Leave out the images; return the rest of the data exactly.

------ RECORDS FOR THIS TASK

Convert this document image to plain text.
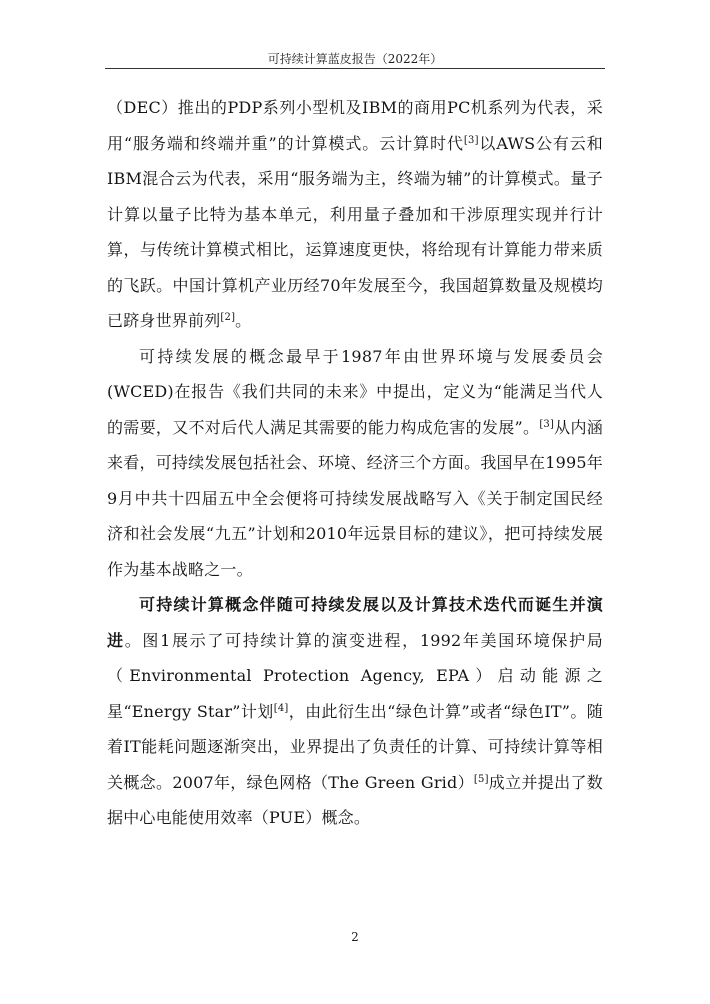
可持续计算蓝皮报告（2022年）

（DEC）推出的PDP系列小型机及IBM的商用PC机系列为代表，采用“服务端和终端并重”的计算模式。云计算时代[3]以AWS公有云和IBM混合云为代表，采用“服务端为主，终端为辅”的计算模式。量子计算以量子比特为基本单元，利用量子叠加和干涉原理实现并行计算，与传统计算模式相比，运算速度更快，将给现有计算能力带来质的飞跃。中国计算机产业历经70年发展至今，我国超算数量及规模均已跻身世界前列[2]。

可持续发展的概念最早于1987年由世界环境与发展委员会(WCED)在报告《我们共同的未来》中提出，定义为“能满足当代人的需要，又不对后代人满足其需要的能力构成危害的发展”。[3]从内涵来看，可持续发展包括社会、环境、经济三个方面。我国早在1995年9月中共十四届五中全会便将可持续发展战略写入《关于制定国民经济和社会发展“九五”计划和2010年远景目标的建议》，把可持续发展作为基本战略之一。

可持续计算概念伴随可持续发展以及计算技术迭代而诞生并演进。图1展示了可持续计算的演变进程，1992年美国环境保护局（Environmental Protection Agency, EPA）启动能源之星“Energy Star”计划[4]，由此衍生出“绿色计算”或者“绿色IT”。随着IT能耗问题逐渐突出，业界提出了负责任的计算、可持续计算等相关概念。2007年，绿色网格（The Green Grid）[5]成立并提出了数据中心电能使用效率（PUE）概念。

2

------------

WORKED SOLUTION |
Convert this document image to plain text.
可持续计算蓝皮报告（2022年）

（DEC）推出的PDP系列小型机及IBM的商用PC机系列为代表，采用“服务端和终端并重”的计算模式。云计算时代[3]以AWS公有云和IBM混合云为代表，采用“服务端为主，终端为辅”的计算模式。量子计算以量子比特为基本单元，利用量子叠加和干涉原理实现并行计算，与传统计算模式相比，运算速度更快，将给现有计算能力带来质的飞跃。中国计算机产业历经70年发展至今，我国超算数量及规模均已跻身世界前列[2]。

可持续发展的概念最早于1987年由世界环境与发展委员会(WCED)在报告《我们共同的未来》中提出，定义为“能满足当代人的需要，又不对后代人满足其需要的能力构成危害的发展”。[3]从内涵来看，可持续发展包括社会、环境、经济三个方面。我国早在1995年9月中共十四届五中全会便将可持续发展战略写入《关于制定国民经济和社会发展“九五”计划和2010年远景目标的建议》，把可持续发展作为基本战略之一。

可持续计算概念伴随可持续发展以及计算技术迭代而诞生并演进。图1展示了可持续计算的演变进程，1992年美国环境保护局（Environmental Protection Agency, EPA）启动能源之星“Energy Star”计划[4]，由此衍生出“绿色计算”或者“绿色IT”。随着IT能耗问题逐渐突出，业界提出了负责任的计算、可持续计算等相关概念。2007年，绿色网格（The Green Grid）[5]成立并提出了数据中心电能使用效率（PUE）概念。

2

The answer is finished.